Exercise prompt:
Omit every image, and transcribe the remaining entries exactly as given.

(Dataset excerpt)

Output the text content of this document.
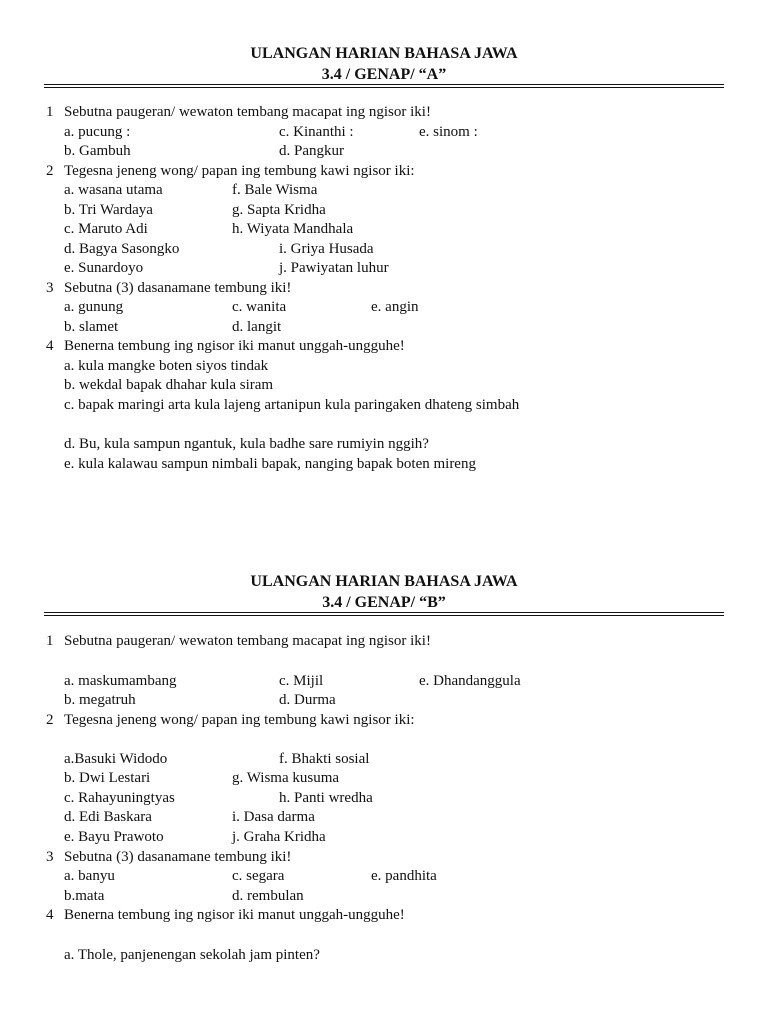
ULANGAN HARIAN BAHASA JAWA
3.4 / GENAP/ “A”
1 Sebutna paugeran/ wewaton tembang macapat ing ngisor iki!
a. pucung :	c. Kinanthi :	e. sinom :
b. Gambuh	d. Pangkur
2 Tegesna jeneng wong/ papan ing tembung kawi ngisor iki:
a. wasana utama	f. Bale Wisma
b. Tri Wardaya	g. Sapta Kridha
c. Maruto Adi	h. Wiyata Mandhala
d. Bagya Sasongko	i. Griya Husada
e. Sunardoyo	j. Pawiyatan luhur
3 Sebutna (3) dasanamane tembung iki!
a. gunung	c. wanita	e. angin
b. slamet	d. langit
4 Benerna tembung ing ngisor iki manut unggah-ungguhe!
a. kula mangke boten siyos tindak
b. wekdal bapak dhahar kula siram
c. bapak maringi arta kula lajeng artanipun kula paringaken dhateng simbah
d. Bu, kula sampun ngantuk, kula badhe sare rumiyin nggih?
e. kula kalawau sampun nimbali bapak, nanging bapak boten mireng
ULANGAN HARIAN BAHASA JAWA
3.4 / GENAP/ “B”
1 Sebutna paugeran/ wewaton tembang macapat ing ngisor iki!
a. maskumambang	c. Mijil	e. Dhandanggula
b. megatruh	d. Durma
2 Tegesna jeneng wong/ papan ing tembung kawi ngisor iki:
a.Basuki Widodo	f. Bhakti sosial
b. Dwi Lestari	g. Wisma kusuma
c. Rahayuningtyas	h. Panti wredha
d. Edi Baskara	i. Dasa darma
e. Bayu Prawoto	j. Graha Kridha
3 Sebutna (3) dasanamane tembung iki!
a. banyu	c. segara	e. pandhita
b.mata	d. rembulan
4 Benerna tembung ing ngisor iki manut unggah-ungguhe!
a. Thole, panjenengan sekolah jam pinten?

Finished task:
Output the text content of this document.
ULANGAN HARIAN BAHASA JAWA
3.4 / GENAP/ “A”
1 Sebutna paugeran/ wewaton tembang macapat ing ngisor iki!
a. pucung :	c. Kinanthi :	e. sinom :
b. Gambuh	d. Pangkur
2 Tegesna jeneng wong/ papan ing tembung kawi ngisor iki:
a. wasana utama	f. Bale Wisma
b. Tri Wardaya	g. Sapta Kridha
c. Maruto Adi	h. Wiyata Mandhala
d. Bagya Sasongko	i. Griya Husada
e. Sunardoyo	j. Pawiyatan luhur
3 Sebutna (3) dasanamane tembung iki!
a. gunung	c. wanita	e. angin
b. slamet	d. langit
4 Benerna tembung ing ngisor iki manut unggah-ungguhe!
a. kula mangke boten siyos tindak
b. wekdal bapak dhahar kula siram
c. bapak maringi arta kula lajeng artanipun kula paringaken dhateng simbah
d. Bu, kula sampun ngantuk, kula badhe sare rumiyin nggih?
e. kula kalawau sampun nimbali bapak, nanging bapak boten mireng
ULANGAN HARIAN BAHASA JAWA
3.4 / GENAP/ “B”
1 Sebutna paugeran/ wewaton tembang macapat ing ngisor iki!
a. maskumambang	c. Mijil	e. Dhandanggula
b. megatruh	d. Durma
2 Tegesna jeneng wong/ papan ing tembung kawi ngisor iki:
a.Basuki Widodo	f. Bhakti sosial
b. Dwi Lestari	g. Wisma kusuma
c. Rahayuningtyas	h. Panti wredha
d. Edi Baskara	i. Dasa darma
e. Bayu Prawoto	j. Graha Kridha
3 Sebutna (3) dasanamane tembung iki!
a. banyu	c. segara	e. pandhita
b.mata	d. rembulan
4 Benerna tembung ing ngisor iki manut unggah-ungguhe!
a. Thole, panjenengan sekolah jam pinten?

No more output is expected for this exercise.